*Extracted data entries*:
§ §

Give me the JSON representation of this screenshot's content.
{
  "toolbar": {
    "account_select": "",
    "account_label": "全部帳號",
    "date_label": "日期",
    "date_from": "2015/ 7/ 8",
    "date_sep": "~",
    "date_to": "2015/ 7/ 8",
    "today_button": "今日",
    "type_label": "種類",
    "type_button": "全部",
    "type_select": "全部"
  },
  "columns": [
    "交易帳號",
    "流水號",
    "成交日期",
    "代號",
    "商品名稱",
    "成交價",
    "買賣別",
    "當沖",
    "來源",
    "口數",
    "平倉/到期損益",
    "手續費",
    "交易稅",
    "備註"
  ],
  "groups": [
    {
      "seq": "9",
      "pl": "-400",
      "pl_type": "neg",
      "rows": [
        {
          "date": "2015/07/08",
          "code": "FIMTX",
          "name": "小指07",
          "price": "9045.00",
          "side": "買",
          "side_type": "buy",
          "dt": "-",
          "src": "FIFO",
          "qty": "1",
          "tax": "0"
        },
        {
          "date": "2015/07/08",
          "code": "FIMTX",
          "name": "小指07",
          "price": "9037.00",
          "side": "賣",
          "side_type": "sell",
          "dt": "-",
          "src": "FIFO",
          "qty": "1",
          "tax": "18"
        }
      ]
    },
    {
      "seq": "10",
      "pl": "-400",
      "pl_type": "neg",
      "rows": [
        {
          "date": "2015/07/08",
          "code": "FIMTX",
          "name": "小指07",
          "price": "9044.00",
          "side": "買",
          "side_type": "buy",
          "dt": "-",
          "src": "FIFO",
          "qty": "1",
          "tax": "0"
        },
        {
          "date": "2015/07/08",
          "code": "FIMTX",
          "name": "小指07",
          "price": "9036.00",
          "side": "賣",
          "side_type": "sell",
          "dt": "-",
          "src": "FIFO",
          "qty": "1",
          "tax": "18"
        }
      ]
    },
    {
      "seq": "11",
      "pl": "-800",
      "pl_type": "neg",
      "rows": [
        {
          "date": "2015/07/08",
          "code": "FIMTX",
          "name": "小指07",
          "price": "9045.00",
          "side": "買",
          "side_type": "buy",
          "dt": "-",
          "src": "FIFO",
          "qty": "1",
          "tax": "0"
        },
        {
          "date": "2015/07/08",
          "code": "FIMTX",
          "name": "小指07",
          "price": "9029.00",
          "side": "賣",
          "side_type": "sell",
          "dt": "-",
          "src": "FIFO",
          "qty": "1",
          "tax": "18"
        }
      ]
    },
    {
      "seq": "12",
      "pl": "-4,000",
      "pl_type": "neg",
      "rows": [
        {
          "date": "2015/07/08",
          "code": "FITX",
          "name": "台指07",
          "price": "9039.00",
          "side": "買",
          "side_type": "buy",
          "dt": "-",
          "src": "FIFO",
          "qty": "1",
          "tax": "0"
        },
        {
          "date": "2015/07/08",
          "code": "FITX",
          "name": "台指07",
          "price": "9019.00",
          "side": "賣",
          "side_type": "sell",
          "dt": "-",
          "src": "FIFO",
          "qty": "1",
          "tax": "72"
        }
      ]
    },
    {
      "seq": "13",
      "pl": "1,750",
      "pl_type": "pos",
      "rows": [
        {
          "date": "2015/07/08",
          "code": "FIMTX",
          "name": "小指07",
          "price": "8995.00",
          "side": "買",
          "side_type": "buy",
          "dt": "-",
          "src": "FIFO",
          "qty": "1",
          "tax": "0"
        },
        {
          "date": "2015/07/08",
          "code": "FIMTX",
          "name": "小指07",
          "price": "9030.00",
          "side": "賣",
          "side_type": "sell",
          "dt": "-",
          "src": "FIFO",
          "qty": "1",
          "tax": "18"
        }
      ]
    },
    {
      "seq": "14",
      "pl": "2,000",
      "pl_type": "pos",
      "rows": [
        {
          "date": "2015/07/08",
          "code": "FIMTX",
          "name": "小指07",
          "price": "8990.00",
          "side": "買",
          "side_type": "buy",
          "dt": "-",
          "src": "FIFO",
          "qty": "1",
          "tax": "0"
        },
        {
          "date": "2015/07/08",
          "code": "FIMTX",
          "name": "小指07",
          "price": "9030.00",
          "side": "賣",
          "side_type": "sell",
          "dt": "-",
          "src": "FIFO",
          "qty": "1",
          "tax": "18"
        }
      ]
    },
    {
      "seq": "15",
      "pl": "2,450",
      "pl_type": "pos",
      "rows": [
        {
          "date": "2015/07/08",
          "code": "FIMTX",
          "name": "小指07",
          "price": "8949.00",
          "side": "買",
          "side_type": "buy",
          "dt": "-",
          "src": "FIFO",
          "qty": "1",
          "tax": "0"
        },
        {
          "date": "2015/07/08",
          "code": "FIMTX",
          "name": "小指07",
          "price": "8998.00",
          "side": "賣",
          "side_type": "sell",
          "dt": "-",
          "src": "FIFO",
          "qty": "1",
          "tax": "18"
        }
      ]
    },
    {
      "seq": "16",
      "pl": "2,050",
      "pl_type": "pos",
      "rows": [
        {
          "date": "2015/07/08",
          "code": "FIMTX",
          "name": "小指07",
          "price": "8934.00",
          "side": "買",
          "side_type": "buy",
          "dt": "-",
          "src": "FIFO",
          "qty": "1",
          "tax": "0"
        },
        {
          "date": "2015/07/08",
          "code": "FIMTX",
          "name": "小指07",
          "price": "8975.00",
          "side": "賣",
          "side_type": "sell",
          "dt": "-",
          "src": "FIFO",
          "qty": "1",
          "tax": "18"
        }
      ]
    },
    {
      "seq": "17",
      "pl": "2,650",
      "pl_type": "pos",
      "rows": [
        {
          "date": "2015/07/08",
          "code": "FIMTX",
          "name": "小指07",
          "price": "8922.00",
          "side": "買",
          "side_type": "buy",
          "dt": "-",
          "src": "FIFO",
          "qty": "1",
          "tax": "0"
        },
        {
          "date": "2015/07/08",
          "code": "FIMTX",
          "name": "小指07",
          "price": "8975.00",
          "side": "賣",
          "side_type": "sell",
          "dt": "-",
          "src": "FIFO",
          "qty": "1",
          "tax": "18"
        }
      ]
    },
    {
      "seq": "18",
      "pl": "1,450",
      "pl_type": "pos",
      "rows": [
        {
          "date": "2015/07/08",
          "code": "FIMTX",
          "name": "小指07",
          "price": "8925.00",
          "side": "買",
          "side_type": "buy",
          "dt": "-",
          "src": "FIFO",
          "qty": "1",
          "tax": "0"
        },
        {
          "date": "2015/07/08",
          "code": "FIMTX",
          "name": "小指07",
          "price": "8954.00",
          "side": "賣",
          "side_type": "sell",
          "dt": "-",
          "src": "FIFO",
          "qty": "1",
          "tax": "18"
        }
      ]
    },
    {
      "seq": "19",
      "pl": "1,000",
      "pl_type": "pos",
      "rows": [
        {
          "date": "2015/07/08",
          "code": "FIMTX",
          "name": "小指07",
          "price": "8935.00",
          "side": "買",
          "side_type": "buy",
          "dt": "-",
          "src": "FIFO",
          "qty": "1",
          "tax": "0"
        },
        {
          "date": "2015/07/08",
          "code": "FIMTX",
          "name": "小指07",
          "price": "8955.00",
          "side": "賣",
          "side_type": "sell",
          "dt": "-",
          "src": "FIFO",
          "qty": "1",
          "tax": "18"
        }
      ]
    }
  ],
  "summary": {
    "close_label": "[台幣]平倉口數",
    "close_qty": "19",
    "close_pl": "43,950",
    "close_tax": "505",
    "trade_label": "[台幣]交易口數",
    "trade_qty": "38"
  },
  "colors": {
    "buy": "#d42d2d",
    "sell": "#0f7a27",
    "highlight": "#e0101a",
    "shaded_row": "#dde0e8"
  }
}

§ §

Repeat the data above, word for word.

*WRITTEN REPLY*:
Give me the JSON representation of this screenshot's content.
{
  "toolbar": {
    "account_select": "",
    "account_label": "全部帳號",
    "date_label": "日期",
    "date_from": "2015/ 7/ 8",
    "date_sep": "~",
    "date_to": "2015/ 7/ 8",
    "today_button": "今日",
    "type_label": "種類",
    "type_button": "全部",
    "type_select": "全部"
  },
  "columns": [
    "交易帳號",
    "流水號",
    "成交日期",
    "代號",
    "商品名稱",
    "成交價",
    "買賣別",
    "當沖",
    "來源",
    "口數",
    "平倉/到期損益",
    "手續費",
    "交易稅",
    "備註"
  ],
  "groups": [
    {
      "seq": "9",
      "pl": "-400",
      "pl_type": "neg",
      "rows": [
        {
          "date": "2015/07/08",
          "code": "FIMTX",
          "name": "小指07",
          "price": "9045.00",
          "side": "買",
          "side_type": "buy",
          "dt": "-",
          "src": "FIFO",
          "qty": "1",
          "tax": "0"
        },
        {
          "date": "2015/07/08",
          "code": "FIMTX",
          "name": "小指07",
          "price": "9037.00",
          "side": "賣",
          "side_type": "sell",
          "dt": "-",
          "src": "FIFO",
          "qty": "1",
          "tax": "18"
        }
      ]
    },
    {
      "seq": "10",
      "pl": "-400",
      "pl_type": "neg",
      "rows": [
        {
          "date": "2015/07/08",
          "code": "FIMTX",
          "name": "小指07",
          "price": "9044.00",
          "side": "買",
          "side_type": "buy",
          "dt": "-",
          "src": "FIFO",
          "qty": "1",
          "tax": "0"
        },
        {
          "date": "2015/07/08",
          "code": "FIMTX",
          "name": "小指07",
          "price": "9036.00",
          "side": "賣",
          "side_type": "sell",
          "dt": "-",
          "src": "FIFO",
          "qty": "1",
          "tax": "18"
        }
      ]
    },
    {
      "seq": "11",
      "pl": "-800",
      "pl_type": "neg",
      "rows": [
        {
          "date": "2015/07/08",
          "code": "FIMTX",
          "name": "小指07",
          "price": "9045.00",
          "side": "買",
          "side_type": "buy",
          "dt": "-",
          "src": "FIFO",
          "qty": "1",
          "tax": "0"
        },
        {
          "date": "2015/07/08",
          "code": "FIMTX",
          "name": "小指07",
          "price": "9029.00",
          "side": "賣",
          "side_type": "sell",
          "dt": "-",
          "src": "FIFO",
          "qty": "1",
          "tax": "18"
        }
      ]
    },
    {
      "seq": "12",
      "pl": "-4,000",
      "pl_type": "neg",
      "rows": [
        {
          "date": "2015/07/08",
          "code": "FITX",
          "name": "台指07",
          "price": "9039.00",
          "side": "買",
          "side_type": "buy",
          "dt": "-",
          "src": "FIFO",
          "qty": "1",
          "tax": "0"
        },
        {
          "date": "2015/07/08",
          "code": "FITX",
          "name": "台指07",
          "price": "9019.00",
          "side": "賣",
          "side_type": "sell",
          "dt": "-",
          "src": "FIFO",
          "qty": "1",
          "tax": "72"
        }
      ]
    },
    {
      "seq": "13",
      "pl": "1,750",
      "pl_type": "pos",
      "rows": [
        {
          "date": "2015/07/08",
          "code": "FIMTX",
          "name": "小指07",
          "price": "8995.00",
          "side": "買",
          "side_type": "buy",
          "dt": "-",
          "src": "FIFO",
          "qty": "1",
          "tax": "0"
        },
        {
          "date": "2015/07/08",
          "code": "FIMTX",
          "name": "小指07",
          "price": "9030.00",
          "side": "賣",
          "side_type": "sell",
          "dt": "-",
          "src": "FIFO",
          "qty": "1",
          "tax": "18"
        }
      ]
    },
    {
      "seq": "14",
      "pl": "2,000",
      "pl_type": "pos",
      "rows": [
        {
          "date": "2015/07/08",
          "code": "FIMTX",
          "name": "小指07",
          "price": "8990.00",
          "side": "買",
          "side_type": "buy",
          "dt": "-",
          "src": "FIFO",
          "qty": "1",
          "tax": "0"
        },
        {
          "date": "2015/07/08",
          "code": "FIMTX",
          "name": "小指07",
          "price": "9030.00",
          "side": "賣",
          "side_type": "sell",
          "dt": "-",
          "src": "FIFO",
          "qty": "1",
          "tax": "18"
        }
      ]
    },
    {
      "seq": "15",
      "pl": "2,450",
      "pl_type": "pos",
      "rows": [
        {
          "date": "2015/07/08",
          "code": "FIMTX",
          "name": "小指07",
          "price": "8949.00",
          "side": "買",
          "side_type": "buy",
          "dt": "-",
          "src": "FIFO",
          "qty": "1",
          "tax": "0"
        },
        {
          "date": "2015/07/08",
          "code": "FIMTX",
          "name": "小指07",
          "price": "8998.00",
          "side": "賣",
          "side_type": "sell",
          "dt": "-",
          "src": "FIFO",
          "qty": "1",
          "tax": "18"
        }
      ]
    },
    {
      "seq": "16",
      "pl": "2,050",
      "pl_type": "pos",
      "rows": [
        {
          "date": "2015/07/08",
          "code": "FIMTX",
          "name": "小指07",
          "price": "8934.00",
          "side": "買",
          "side_type": "buy",
          "dt": "-",
          "src": "FIFO",
          "qty": "1",
          "tax": "0"
        },
        {
          "date": "2015/07/08",
          "code": "FIMTX",
          "name": "小指07",
          "price": "8975.00",
          "side": "賣",
          "side_type": "sell",
          "dt": "-",
          "src": "FIFO",
          "qty": "1",
          "tax": "18"
        }
      ]
    },
    {
      "seq": "17",
      "pl": "2,650",
      "pl_type": "pos",
      "rows": [
        {
          "date": "2015/07/08",
          "code": "FIMTX",
          "name": "小指07",
          "price": "8922.00",
          "side": "買",
          "side_type": "buy",
          "dt": "-",
          "src": "FIFO",
          "qty": "1",
          "tax": "0"
        },
        {
          "date": "2015/07/08",
          "code": "FIMTX",
          "name": "小指07",
          "price": "8975.00",
          "side": "賣",
          "side_type": "sell",
          "dt": "-",
          "src": "FIFO",
          "qty": "1",
          "tax": "18"
        }
      ]
    },
    {
      "seq": "18",
      "pl": "1,450",
      "pl_type": "pos",
      "rows": [
        {
          "date": "2015/07/08",
          "code": "FIMTX",
          "name": "小指07",
          "price": "8925.00",
          "side": "買",
          "side_type": "buy",
          "dt": "-",
          "src": "FIFO",
          "qty": "1",
          "tax": "0"
        },
        {
          "date": "2015/07/08",
          "code": "FIMTX",
          "name": "小指07",
          "price": "8954.00",
          "side": "賣",
          "side_type": "sell",
          "dt": "-",
          "src": "FIFO",
          "qty": "1",
          "tax": "18"
        }
      ]
    },
    {
      "seq": "19",
      "pl": "1,000",
      "pl_type": "pos",
      "rows": [
        {
          "date": "2015/07/08",
          "code": "FIMTX",
          "name": "小指07",
          "price": "8935.00",
          "side": "買",
          "side_type": "buy",
          "dt": "-",
          "src": "FIFO",
          "qty": "1",
          "tax": "0"
        },
        {
          "date": "2015/07/08",
          "code": "FIMTX",
          "name": "小指07",
          "price": "8955.00",
          "side": "賣",
          "side_type": "sell",
          "dt": "-",
          "src": "FIFO",
          "qty": "1",
          "tax": "18"
        }
      ]
    }
  ],
  "summary": {
    "close_label": "[台幣]平倉口數",
    "close_qty": "19",
    "close_pl": "43,950",
    "close_tax": "505",
    "trade_label": "[台幣]交易口數",
    "trade_qty": "38"
  },
  "colors": {
    "buy": "#d42d2d",
    "sell": "#0f7a27",
    "highlight": "#e0101a",
    "shaded_row": "#dde0e8"
  }
}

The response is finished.